## Data extract
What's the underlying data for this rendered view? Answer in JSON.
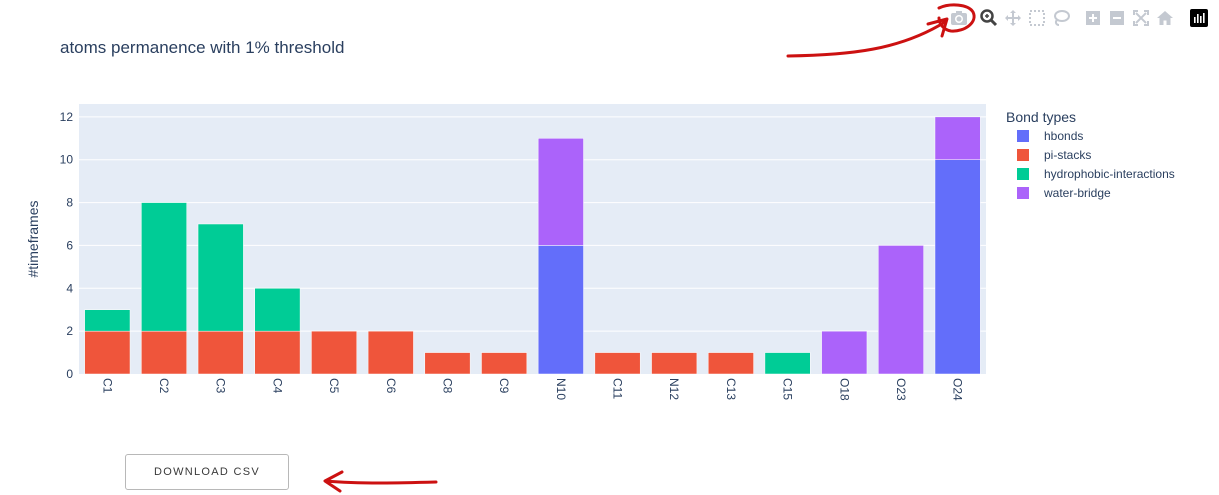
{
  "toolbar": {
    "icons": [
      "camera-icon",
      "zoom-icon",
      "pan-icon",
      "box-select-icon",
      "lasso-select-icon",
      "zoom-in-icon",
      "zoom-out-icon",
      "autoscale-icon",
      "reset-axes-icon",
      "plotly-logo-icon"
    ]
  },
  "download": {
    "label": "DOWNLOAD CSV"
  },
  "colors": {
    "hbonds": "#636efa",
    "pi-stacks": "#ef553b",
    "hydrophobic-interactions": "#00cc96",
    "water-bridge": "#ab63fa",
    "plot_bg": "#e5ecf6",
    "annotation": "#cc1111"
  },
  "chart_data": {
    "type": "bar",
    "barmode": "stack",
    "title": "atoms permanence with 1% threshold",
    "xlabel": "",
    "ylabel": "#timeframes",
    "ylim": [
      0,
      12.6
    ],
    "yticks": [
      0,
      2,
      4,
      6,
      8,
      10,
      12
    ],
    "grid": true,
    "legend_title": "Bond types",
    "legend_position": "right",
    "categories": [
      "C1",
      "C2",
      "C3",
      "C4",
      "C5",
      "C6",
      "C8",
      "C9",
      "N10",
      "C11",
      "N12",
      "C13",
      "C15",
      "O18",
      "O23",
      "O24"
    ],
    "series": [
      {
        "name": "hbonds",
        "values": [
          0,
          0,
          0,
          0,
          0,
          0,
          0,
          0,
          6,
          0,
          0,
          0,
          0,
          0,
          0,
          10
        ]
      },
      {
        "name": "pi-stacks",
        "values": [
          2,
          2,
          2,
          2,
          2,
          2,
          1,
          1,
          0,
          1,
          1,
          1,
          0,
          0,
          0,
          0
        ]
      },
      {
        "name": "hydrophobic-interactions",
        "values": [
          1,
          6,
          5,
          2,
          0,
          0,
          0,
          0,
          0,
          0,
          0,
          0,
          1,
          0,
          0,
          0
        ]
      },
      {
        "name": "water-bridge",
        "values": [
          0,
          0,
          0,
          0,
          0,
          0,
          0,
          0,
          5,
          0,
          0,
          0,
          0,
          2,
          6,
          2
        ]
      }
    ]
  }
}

## Problem statement
Write the lines above out again exactly, without any of their pictures.

## Final result
What's the underlying data for this rendered view? Answer in JSON.
{
  "toolbar": {
    "icons": [
      "camera-icon",
      "zoom-icon",
      "pan-icon",
      "box-select-icon",
      "lasso-select-icon",
      "zoom-in-icon",
      "zoom-out-icon",
      "autoscale-icon",
      "reset-axes-icon",
      "plotly-logo-icon"
    ]
  },
  "download": {
    "label": "DOWNLOAD CSV"
  },
  "colors": {
    "hbonds": "#636efa",
    "pi-stacks": "#ef553b",
    "hydrophobic-interactions": "#00cc96",
    "water-bridge": "#ab63fa",
    "plot_bg": "#e5ecf6",
    "annotation": "#cc1111"
  },
  "chart_data": {
    "type": "bar",
    "barmode": "stack",
    "title": "atoms permanence with 1% threshold",
    "xlabel": "",
    "ylabel": "#timeframes",
    "ylim": [
      0,
      12.6
    ],
    "yticks": [
      0,
      2,
      4,
      6,
      8,
      10,
      12
    ],
    "grid": true,
    "legend_title": "Bond types",
    "legend_position": "right",
    "categories": [
      "C1",
      "C2",
      "C3",
      "C4",
      "C5",
      "C6",
      "C8",
      "C9",
      "N10",
      "C11",
      "N12",
      "C13",
      "C15",
      "O18",
      "O23",
      "O24"
    ],
    "series": [
      {
        "name": "hbonds",
        "values": [
          0,
          0,
          0,
          0,
          0,
          0,
          0,
          0,
          6,
          0,
          0,
          0,
          0,
          0,
          0,
          10
        ]
      },
      {
        "name": "pi-stacks",
        "values": [
          2,
          2,
          2,
          2,
          2,
          2,
          1,
          1,
          0,
          1,
          1,
          1,
          0,
          0,
          0,
          0
        ]
      },
      {
        "name": "hydrophobic-interactions",
        "values": [
          1,
          6,
          5,
          2,
          0,
          0,
          0,
          0,
          0,
          0,
          0,
          0,
          1,
          0,
          0,
          0
        ]
      },
      {
        "name": "water-bridge",
        "values": [
          0,
          0,
          0,
          0,
          0,
          0,
          0,
          0,
          5,
          0,
          0,
          0,
          0,
          2,
          6,
          2
        ]
      }
    ]
  }
}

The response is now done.